* **Exercise**
Check each line of the records below and collect those holding "называется".

- - - -

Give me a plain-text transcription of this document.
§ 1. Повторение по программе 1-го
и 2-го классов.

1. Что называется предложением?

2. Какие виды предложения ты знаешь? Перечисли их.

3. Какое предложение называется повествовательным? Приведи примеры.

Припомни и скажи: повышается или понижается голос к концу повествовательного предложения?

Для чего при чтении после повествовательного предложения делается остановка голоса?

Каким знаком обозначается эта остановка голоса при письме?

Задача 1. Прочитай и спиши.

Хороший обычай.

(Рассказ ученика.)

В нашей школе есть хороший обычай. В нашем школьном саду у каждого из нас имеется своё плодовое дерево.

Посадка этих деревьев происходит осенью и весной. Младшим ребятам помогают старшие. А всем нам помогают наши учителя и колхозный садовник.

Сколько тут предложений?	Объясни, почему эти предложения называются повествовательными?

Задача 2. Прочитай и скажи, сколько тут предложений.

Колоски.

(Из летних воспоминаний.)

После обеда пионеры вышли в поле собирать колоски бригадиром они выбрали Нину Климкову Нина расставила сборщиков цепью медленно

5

- - - -

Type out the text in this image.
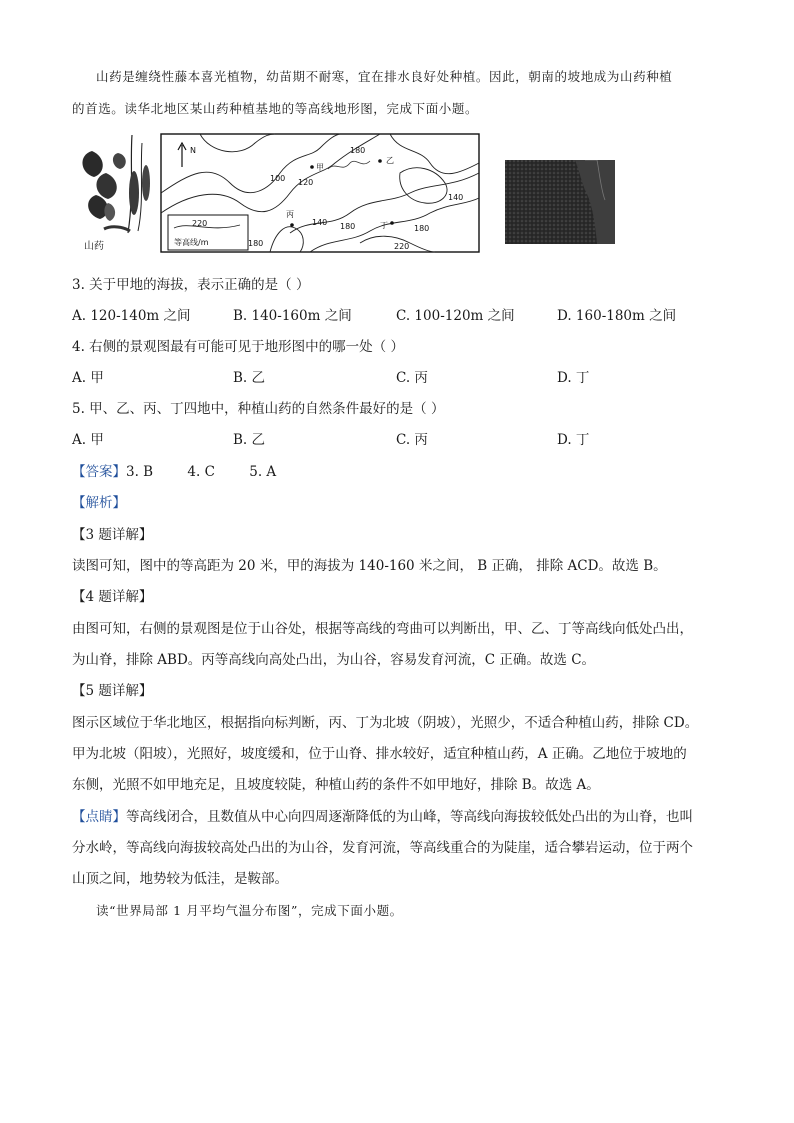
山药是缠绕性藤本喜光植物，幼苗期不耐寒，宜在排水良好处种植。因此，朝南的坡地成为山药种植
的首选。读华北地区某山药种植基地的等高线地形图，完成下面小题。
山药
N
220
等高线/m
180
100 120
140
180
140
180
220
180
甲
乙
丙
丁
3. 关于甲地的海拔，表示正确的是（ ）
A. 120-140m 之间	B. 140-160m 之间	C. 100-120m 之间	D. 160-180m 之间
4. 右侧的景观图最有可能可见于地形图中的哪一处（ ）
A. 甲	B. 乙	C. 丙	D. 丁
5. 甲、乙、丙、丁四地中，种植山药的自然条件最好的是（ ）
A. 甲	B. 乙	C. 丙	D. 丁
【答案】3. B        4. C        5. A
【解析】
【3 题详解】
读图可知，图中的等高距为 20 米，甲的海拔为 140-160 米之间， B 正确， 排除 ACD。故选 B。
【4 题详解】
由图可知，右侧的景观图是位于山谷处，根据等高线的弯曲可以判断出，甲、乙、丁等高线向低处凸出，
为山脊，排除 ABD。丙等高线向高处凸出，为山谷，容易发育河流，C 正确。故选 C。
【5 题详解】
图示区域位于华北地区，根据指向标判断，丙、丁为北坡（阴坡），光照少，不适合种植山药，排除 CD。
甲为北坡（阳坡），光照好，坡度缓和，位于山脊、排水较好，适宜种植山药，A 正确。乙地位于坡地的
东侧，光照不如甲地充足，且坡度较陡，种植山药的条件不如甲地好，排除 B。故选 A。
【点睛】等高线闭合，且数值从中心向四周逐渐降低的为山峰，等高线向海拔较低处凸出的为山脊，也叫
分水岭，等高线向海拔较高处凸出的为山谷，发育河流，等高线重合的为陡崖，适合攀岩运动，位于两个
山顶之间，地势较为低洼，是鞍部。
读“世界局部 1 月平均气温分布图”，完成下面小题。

- - - -

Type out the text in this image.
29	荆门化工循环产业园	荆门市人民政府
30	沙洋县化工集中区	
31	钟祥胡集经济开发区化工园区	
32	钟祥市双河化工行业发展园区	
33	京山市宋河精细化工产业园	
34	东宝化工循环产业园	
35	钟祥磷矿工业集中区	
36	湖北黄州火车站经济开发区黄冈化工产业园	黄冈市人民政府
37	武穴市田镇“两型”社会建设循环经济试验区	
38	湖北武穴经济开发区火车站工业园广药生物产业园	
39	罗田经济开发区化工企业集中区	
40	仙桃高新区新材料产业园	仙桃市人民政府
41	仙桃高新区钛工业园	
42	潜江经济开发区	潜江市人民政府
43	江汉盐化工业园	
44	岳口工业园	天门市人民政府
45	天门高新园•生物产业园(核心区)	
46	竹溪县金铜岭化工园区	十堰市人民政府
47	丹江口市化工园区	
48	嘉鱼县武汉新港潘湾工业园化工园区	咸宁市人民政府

- - - -

* **Solution to the exercise**
1. Что называется предложением?
3. Какое предложение называется повествовательным? Приведи примеры.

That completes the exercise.